▶ Prompt
Copy out each line of the material in which the word "Ajuste" appears.

▶ Dataset excerpt
--- Start ---
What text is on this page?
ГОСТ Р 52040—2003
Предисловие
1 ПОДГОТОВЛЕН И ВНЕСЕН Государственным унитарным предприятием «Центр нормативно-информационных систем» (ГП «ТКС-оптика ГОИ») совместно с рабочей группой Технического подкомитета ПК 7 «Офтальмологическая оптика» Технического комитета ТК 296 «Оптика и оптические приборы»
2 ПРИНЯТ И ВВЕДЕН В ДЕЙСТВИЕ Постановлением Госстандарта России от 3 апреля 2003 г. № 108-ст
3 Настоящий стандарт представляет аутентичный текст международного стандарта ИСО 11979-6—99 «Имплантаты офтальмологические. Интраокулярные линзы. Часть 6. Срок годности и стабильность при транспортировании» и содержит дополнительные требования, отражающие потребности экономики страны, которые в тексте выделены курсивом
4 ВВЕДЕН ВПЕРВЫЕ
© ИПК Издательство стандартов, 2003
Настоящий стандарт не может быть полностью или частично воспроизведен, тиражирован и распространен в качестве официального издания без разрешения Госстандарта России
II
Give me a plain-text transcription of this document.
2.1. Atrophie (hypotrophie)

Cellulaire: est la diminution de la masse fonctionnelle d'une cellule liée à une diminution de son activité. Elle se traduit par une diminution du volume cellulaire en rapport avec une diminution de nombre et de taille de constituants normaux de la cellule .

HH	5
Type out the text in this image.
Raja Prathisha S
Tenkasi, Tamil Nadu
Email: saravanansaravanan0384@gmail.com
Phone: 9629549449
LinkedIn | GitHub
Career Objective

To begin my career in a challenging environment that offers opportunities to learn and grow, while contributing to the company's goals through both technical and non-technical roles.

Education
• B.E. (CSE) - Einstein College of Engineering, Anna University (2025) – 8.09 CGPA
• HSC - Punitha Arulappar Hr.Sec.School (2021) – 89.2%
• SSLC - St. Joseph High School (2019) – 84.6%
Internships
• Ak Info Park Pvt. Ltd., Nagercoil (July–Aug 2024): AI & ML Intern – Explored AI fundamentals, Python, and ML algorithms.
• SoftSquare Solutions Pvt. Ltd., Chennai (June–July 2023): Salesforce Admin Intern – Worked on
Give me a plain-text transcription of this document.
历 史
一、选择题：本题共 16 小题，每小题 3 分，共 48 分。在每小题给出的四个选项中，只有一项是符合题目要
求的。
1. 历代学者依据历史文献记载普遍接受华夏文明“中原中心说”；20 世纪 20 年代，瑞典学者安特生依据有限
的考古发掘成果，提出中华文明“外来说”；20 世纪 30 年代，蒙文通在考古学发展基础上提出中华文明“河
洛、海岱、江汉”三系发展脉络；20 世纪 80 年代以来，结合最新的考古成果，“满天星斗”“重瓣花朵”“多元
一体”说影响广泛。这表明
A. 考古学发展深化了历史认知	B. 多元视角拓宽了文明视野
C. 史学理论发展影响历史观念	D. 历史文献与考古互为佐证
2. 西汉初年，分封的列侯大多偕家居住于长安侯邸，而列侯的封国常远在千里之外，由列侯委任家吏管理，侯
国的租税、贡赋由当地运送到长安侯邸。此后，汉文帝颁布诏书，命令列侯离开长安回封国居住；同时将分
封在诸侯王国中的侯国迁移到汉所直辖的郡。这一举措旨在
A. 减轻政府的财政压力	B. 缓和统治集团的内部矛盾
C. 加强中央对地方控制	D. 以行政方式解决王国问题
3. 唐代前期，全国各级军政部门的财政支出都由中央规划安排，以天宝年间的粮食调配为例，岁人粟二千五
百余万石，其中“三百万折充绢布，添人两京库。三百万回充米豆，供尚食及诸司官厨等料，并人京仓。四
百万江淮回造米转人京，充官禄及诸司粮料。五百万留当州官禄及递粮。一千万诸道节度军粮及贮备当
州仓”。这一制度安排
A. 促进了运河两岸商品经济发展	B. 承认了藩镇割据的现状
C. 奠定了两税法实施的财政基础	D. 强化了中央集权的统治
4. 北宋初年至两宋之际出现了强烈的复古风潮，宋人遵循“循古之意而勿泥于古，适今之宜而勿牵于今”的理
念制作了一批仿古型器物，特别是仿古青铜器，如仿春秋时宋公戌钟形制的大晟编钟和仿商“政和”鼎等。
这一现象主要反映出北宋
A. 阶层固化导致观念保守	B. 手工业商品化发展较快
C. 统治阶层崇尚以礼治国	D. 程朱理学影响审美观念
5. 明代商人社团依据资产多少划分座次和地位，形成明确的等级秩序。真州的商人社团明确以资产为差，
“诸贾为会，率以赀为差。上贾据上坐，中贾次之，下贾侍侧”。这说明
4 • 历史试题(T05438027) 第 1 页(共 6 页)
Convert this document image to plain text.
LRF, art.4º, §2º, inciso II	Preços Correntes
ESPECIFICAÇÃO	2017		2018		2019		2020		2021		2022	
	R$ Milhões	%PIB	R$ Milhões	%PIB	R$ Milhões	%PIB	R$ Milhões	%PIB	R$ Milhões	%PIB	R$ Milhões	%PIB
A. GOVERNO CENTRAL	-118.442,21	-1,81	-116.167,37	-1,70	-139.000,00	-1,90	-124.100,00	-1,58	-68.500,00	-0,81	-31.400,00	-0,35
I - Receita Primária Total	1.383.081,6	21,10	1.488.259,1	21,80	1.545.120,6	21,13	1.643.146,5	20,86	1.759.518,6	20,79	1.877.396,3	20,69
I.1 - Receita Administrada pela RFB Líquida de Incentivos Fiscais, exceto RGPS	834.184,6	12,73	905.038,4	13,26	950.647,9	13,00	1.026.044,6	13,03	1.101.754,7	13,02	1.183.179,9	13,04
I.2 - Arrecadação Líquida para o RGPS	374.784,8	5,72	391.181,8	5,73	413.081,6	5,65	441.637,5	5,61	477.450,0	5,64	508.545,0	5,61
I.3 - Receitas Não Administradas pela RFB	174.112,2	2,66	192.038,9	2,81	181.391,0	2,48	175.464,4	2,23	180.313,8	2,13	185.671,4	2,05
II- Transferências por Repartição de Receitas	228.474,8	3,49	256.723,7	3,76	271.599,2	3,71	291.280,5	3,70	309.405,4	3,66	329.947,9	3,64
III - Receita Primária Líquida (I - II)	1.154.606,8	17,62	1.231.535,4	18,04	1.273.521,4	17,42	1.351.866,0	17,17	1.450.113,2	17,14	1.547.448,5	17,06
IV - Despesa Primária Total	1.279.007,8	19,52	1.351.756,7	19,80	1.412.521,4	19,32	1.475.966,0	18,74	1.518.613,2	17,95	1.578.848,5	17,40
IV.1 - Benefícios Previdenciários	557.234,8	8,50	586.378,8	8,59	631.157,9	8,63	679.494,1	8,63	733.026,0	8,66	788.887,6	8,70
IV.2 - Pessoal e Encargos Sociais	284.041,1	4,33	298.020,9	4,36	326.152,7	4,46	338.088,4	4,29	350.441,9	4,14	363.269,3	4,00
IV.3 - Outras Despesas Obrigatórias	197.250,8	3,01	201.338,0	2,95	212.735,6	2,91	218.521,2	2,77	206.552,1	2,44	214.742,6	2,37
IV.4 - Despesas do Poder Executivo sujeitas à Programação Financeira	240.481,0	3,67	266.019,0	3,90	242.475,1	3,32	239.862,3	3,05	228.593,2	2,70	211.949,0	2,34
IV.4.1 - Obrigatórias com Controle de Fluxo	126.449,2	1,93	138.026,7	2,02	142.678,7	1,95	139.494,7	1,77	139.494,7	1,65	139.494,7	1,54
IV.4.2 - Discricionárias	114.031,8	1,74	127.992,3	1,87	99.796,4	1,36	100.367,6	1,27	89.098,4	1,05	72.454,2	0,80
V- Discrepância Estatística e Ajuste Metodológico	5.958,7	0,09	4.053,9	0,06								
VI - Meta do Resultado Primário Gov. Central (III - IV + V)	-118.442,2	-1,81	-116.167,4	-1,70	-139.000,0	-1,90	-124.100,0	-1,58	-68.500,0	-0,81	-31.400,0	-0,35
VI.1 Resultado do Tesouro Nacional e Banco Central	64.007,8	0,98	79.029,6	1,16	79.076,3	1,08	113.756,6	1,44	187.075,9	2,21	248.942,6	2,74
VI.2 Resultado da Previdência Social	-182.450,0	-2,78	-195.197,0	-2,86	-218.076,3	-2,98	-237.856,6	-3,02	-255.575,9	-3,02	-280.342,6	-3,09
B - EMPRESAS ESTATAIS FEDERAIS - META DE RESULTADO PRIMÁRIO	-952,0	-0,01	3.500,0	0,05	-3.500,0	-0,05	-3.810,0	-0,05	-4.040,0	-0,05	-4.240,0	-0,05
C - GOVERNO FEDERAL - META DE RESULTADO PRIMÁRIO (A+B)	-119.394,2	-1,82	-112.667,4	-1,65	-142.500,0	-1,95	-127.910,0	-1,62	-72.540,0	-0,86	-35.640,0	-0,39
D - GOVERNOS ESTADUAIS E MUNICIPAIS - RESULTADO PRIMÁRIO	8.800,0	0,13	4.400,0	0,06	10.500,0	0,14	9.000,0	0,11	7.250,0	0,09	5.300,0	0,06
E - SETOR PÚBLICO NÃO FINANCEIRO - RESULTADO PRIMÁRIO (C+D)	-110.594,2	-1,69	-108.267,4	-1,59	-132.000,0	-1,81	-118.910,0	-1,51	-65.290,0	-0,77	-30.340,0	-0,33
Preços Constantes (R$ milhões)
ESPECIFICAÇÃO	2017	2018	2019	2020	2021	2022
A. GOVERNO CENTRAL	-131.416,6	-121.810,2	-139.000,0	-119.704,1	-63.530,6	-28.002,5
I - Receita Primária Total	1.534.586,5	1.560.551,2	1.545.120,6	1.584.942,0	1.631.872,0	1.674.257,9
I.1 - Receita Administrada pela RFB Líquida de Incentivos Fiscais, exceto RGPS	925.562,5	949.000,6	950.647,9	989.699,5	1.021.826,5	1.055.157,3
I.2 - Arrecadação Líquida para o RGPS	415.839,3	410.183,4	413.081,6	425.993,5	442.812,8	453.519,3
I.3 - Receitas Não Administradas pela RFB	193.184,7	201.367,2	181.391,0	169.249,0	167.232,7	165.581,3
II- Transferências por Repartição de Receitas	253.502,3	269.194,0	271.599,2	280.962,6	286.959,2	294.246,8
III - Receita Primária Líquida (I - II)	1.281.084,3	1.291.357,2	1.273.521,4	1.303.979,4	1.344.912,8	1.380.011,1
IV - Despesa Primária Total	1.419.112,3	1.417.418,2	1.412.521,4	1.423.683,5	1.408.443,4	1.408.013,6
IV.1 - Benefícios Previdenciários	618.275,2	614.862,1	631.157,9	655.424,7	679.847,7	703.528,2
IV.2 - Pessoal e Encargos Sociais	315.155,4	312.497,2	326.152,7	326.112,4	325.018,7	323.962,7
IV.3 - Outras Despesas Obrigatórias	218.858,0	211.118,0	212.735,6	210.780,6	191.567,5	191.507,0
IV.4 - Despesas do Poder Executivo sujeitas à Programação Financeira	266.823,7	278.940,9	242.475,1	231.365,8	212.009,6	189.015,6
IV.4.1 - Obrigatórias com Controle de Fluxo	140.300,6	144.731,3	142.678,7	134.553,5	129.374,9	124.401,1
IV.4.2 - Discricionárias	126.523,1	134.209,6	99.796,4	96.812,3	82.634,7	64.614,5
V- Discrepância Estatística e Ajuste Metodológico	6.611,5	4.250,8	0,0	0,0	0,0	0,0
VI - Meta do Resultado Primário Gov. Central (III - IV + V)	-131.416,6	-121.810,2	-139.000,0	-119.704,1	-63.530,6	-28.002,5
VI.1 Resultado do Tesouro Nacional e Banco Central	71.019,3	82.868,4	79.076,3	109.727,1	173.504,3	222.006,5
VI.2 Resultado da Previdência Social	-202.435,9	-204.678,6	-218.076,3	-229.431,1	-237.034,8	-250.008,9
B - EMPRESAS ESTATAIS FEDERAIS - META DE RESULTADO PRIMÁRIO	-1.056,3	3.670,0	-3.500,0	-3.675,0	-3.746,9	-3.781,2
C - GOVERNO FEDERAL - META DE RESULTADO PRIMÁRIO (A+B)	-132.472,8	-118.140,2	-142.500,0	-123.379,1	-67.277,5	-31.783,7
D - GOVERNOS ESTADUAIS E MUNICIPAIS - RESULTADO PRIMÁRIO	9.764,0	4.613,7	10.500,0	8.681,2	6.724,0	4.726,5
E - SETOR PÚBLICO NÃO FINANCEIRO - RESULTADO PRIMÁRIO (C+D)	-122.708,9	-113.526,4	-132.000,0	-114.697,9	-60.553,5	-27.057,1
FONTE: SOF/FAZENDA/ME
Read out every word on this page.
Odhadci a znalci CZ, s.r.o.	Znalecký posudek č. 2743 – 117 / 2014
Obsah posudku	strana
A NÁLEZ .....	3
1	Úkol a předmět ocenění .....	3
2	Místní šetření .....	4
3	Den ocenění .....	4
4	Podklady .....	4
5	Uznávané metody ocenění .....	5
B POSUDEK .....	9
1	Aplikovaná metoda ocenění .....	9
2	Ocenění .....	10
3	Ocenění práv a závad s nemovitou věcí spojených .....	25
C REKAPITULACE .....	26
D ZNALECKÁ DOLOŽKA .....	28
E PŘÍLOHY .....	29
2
--- End ---
▶ Correct result
V- Discrepância Estatística e Ajuste Metodológico	5.958,7	0,09	4.053,9	0,06								
V- Discrepância Estatística e Ajuste Metodológico	6.611,5	4.250,8	0,0	0,0	0,0	0,0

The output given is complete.